**EXERCISE OBJECTIVE:** Copy each line of the entries that contains the word "donde".
## START TASK DATA
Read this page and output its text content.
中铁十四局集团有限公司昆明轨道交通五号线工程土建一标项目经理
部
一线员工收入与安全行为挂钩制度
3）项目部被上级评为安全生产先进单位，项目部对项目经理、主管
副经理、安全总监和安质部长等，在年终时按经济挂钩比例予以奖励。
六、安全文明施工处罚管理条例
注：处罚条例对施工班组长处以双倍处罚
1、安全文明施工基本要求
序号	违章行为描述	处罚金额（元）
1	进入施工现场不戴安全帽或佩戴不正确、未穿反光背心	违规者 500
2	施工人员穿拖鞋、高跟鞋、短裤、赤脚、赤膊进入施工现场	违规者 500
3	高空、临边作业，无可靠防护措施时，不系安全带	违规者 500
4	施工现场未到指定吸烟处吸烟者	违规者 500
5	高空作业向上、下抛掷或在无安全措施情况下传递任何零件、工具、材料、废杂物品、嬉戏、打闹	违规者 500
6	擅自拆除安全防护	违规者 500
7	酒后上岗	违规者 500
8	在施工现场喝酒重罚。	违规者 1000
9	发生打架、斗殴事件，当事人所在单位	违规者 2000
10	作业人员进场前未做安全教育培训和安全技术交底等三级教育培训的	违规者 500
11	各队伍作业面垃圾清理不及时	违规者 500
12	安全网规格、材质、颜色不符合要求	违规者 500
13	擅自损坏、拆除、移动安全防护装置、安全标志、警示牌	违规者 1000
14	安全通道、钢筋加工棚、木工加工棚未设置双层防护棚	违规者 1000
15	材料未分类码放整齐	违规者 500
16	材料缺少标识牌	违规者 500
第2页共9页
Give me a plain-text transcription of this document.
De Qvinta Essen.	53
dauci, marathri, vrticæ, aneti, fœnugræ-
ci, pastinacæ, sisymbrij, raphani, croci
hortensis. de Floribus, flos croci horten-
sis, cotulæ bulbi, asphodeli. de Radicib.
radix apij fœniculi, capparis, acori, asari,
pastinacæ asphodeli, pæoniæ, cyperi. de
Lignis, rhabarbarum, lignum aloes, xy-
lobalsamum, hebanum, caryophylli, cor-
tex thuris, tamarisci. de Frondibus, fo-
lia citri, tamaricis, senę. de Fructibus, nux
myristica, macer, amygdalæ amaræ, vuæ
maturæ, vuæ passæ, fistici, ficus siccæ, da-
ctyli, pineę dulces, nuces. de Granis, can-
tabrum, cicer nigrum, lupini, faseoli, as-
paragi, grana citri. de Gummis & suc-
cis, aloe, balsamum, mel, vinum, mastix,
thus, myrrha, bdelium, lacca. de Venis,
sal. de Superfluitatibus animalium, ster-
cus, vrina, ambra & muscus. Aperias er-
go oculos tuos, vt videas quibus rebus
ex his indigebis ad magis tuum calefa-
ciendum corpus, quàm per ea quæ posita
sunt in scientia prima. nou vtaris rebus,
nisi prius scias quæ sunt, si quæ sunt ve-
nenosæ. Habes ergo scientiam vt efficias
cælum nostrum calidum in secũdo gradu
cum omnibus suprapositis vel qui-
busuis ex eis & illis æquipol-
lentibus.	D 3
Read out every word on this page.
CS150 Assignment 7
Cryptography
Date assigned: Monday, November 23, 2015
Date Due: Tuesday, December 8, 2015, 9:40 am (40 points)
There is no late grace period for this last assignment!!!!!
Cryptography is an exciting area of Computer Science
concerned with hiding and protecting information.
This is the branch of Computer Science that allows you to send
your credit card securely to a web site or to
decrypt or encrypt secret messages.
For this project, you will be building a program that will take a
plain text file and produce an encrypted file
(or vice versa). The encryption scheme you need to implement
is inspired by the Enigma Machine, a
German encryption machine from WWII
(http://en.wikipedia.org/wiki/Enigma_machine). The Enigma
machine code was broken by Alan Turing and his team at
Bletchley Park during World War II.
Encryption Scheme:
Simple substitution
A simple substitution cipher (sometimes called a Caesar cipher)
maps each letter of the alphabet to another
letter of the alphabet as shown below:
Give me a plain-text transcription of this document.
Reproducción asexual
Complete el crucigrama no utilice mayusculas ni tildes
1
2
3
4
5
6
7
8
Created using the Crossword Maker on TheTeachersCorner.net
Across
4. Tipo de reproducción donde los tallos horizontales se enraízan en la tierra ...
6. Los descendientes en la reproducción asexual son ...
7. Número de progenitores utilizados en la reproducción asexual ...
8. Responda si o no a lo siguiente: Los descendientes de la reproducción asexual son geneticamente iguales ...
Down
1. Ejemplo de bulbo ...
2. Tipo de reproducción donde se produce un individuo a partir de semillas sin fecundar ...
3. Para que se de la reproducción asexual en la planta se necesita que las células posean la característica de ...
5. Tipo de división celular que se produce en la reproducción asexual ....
## END TASK DATA
**OUTPUT:**
4. Tipo de reproducción donde los tallos horizontales se enraízan en la tierra ...
2. Tipo de reproducción donde se produce un individuo a partir de semillas sin fecundar ...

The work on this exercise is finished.